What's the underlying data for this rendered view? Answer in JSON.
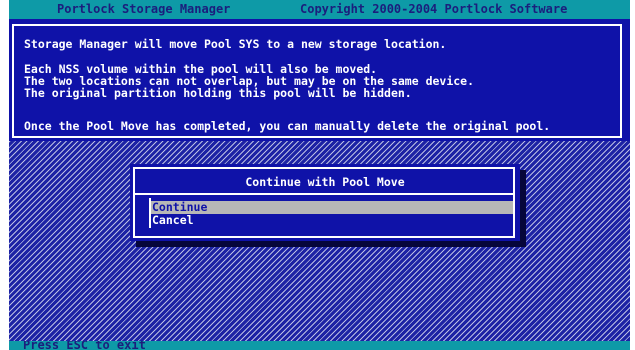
{
  "title_bar": {
    "app_name": "Portlock Storage Manager",
    "copyright": "Copyright 2000-2004 Portlock Software"
  },
  "info": {
    "lines": [
      "Storage Manager will move Pool SYS to a new storage location.",
      "Each NSS volume within the pool will also be moved.",
      "The two locations can not overlap, but may be on the same device.",
      "The original partition holding this pool will be hidden.",
      "Once the Pool Move has completed, you can manually delete the original pool."
    ]
  },
  "dialog": {
    "title": "Continue with Pool Move",
    "options": [
      {
        "label": "Continue",
        "selected": true
      },
      {
        "label": "Cancel",
        "selected": false
      }
    ]
  },
  "status_bar": {
    "text": "Press ESC to exit"
  },
  "colors": {
    "screen_blue": "#1c22a4",
    "panel_blue": "#0f12a8",
    "title_teal": "#0e9aa7",
    "title_text": "#1b1e7d",
    "highlight_gray": "#b7b7b7"
  }
}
§ §
## Task brief:
Leave the pictures out and print the records above exactly as they stand.

## Solved exercise:
What's the underlying data for this rendered view? Answer in JSON.
{
  "title_bar": {
    "app_name": "Portlock Storage Manager",
    "copyright": "Copyright 2000-2004 Portlock Software"
  },
  "info": {
    "lines": [
      "Storage Manager will move Pool SYS to a new storage location.",
      "Each NSS volume within the pool will also be moved.",
      "The two locations can not overlap, but may be on the same device.",
      "The original partition holding this pool will be hidden.",
      "Once the Pool Move has completed, you can manually delete the original pool."
    ]
  },
  "dialog": {
    "title": "Continue with Pool Move",
    "options": [
      {
        "label": "Continue",
        "selected": true
      },
      {
        "label": "Cancel",
        "selected": false
      }
    ]
  },
  "status_bar": {
    "text": "Press ESC to exit"
  },
  "colors": {
    "screen_blue": "#1c22a4",
    "panel_blue": "#0f12a8",
    "title_teal": "#0e9aa7",
    "title_text": "#1b1e7d",
    "highlight_gray": "#b7b7b7"
  }
}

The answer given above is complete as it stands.